### Job:
Print the data exactly, leaving nothing out.

### Entries provided:
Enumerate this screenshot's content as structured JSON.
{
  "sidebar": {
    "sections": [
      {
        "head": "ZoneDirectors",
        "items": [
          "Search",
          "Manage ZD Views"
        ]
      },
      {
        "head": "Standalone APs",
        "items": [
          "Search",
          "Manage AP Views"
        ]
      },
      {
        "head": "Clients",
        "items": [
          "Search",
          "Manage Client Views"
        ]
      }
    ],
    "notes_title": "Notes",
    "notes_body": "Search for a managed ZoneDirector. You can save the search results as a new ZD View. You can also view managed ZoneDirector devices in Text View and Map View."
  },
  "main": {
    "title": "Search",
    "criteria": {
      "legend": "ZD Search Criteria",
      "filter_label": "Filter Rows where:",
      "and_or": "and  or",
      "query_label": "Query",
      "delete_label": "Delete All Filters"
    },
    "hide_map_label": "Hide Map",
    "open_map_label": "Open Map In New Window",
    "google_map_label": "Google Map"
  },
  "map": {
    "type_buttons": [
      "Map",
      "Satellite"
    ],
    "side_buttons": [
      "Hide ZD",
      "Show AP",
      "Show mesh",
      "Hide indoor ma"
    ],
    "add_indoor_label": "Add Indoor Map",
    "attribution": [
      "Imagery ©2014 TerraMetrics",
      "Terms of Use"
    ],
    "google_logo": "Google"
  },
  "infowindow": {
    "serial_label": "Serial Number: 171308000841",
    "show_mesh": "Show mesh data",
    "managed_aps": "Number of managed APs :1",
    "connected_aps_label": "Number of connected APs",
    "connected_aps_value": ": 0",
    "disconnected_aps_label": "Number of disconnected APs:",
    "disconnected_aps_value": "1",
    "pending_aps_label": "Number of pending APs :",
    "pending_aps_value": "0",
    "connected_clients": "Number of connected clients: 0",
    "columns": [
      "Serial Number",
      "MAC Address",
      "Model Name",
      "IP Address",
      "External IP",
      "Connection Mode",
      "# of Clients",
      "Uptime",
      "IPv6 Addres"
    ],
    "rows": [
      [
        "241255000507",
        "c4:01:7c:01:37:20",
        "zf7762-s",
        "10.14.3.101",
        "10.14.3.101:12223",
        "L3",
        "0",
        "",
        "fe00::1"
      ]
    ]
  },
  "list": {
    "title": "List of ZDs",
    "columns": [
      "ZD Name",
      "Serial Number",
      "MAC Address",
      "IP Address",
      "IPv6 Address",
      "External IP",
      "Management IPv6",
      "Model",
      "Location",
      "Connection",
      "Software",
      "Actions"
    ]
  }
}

### Final result:
Enumerate this screenshot's content as structured JSON.
{
  "sidebar": {
    "sections": [
      {
        "head": "ZoneDirectors",
        "items": [
          "Search",
          "Manage ZD Views"
        ]
      },
      {
        "head": "Standalone APs",
        "items": [
          "Search",
          "Manage AP Views"
        ]
      },
      {
        "head": "Clients",
        "items": [
          "Search",
          "Manage Client Views"
        ]
      }
    ],
    "notes_title": "Notes",
    "notes_body": "Search for a managed ZoneDirector. You can save the search results as a new ZD View. You can also view managed ZoneDirector devices in Text View and Map View."
  },
  "main": {
    "title": "Search",
    "criteria": {
      "legend": "ZD Search Criteria",
      "filter_label": "Filter Rows where:",
      "and_or": "and  or",
      "query_label": "Query",
      "delete_label": "Delete All Filters"
    },
    "hide_map_label": "Hide Map",
    "open_map_label": "Open Map In New Window",
    "google_map_label": "Google Map"
  },
  "map": {
    "type_buttons": [
      "Map",
      "Satellite"
    ],
    "side_buttons": [
      "Hide ZD",
      "Show AP",
      "Show mesh",
      "Hide indoor ma"
    ],
    "add_indoor_label": "Add Indoor Map",
    "attribution": [
      "Imagery ©2014 TerraMetrics",
      "Terms of Use"
    ],
    "google_logo": "Google"
  },
  "infowindow": {
    "serial_label": "Serial Number: 171308000841",
    "show_mesh": "Show mesh data",
    "managed_aps": "Number of managed APs :1",
    "connected_aps_label": "Number of connected APs",
    "connected_aps_value": ": 0",
    "disconnected_aps_label": "Number of disconnected APs:",
    "disconnected_aps_value": "1",
    "pending_aps_label": "Number of pending APs :",
    "pending_aps_value": "0",
    "connected_clients": "Number of connected clients: 0",
    "columns": [
      "Serial Number",
      "MAC Address",
      "Model Name",
      "IP Address",
      "External IP",
      "Connection Mode",
      "# of Clients",
      "Uptime",
      "IPv6 Addres"
    ],
    "rows": [
      [
        "241255000507",
        "c4:01:7c:01:37:20",
        "zf7762-s",
        "10.14.3.101",
        "10.14.3.101:12223",
        "L3",
        "0",
        "",
        "fe00::1"
      ]
    ]
  },
  "list": {
    "title": "List of ZDs",
    "columns": [
      "ZD Name",
      "Serial Number",
      "MAC Address",
      "IP Address",
      "IPv6 Address",
      "External IP",
      "Management IPv6",
      "Model",
      "Location",
      "Connection",
      "Software",
      "Actions"
    ]
  }
}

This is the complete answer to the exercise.